**** DATA

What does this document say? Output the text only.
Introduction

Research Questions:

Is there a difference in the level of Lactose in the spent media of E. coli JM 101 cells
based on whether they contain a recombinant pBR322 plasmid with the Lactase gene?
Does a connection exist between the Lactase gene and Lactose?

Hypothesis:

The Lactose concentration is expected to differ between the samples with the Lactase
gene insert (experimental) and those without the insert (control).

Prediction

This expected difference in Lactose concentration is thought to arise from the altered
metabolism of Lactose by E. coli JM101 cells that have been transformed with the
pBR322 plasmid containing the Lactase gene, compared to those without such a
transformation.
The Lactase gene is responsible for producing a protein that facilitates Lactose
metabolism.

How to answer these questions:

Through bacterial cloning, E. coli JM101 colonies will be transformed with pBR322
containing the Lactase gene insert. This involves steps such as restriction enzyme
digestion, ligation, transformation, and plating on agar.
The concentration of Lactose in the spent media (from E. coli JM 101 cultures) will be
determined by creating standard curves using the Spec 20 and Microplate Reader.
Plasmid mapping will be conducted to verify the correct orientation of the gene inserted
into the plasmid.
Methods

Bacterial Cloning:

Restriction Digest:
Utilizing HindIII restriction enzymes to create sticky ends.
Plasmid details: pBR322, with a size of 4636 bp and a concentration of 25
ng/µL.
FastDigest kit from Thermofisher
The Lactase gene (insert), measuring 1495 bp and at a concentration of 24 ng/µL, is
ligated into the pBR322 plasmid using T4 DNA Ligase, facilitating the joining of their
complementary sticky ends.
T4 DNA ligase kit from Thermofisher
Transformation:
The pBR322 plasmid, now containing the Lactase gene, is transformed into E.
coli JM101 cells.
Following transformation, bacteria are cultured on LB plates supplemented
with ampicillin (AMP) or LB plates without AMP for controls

********

◆ **EXERCISE REQUIREMENTS**: Transcribe the entire listing above.

◆ **YOUR RESPONSE**:
What does this document say? Output the text only.
Introduction

Research Questions:

Is there a difference in the level of Lactose in the spent media of E. coli JM 101 cells
based on whether they contain a recombinant pBR322 plasmid with the Lactase gene?
Does a connection exist between the Lactase gene and Lactose?

Hypothesis:

The Lactose concentration is expected to differ between the samples with the Lactase
gene insert (experimental) and those without the insert (control).

Prediction

This expected difference in Lactose concentration is thought to arise from the altered
metabolism of Lactose by E. coli JM101 cells that have been transformed with the
pBR322 plasmid containing the Lactase gene, compared to those without such a
transformation.
The Lactase gene is responsible for producing a protein that facilitates Lactose
metabolism.

How to answer these questions:

Through bacterial cloning, E. coli JM101 colonies will be transformed with pBR322
containing the Lactase gene insert. This involves steps such as restriction enzyme
digestion, ligation, transformation, and plating on agar.
The concentration of Lactose in the spent media (from E. coli JM 101 cultures) will be
determined by creating standard curves using the Spec 20 and Microplate Reader.
Plasmid mapping will be conducted to verify the correct orientation of the gene inserted
into the plasmid.
Methods

Bacterial Cloning:

Restriction Digest:
Utilizing HindIII restriction enzymes to create sticky ends.
Plasmid details: pBR322, with a size of 4636 bp and a concentration of 25
ng/µL.
FastDigest kit from Thermofisher
The Lactase gene (insert), measuring 1495 bp and at a concentration of 24 ng/µL, is
ligated into the pBR322 plasmid using T4 DNA Ligase, facilitating the joining of their
complementary sticky ends.
T4 DNA ligase kit from Thermofisher
Transformation:
The pBR322 plasmid, now containing the Lactase gene, is transformed into E.
coli JM101 cells.
Following transformation, bacteria are cultured on LB plates supplemented
with ampicillin (AMP) or LB plates without AMP for controls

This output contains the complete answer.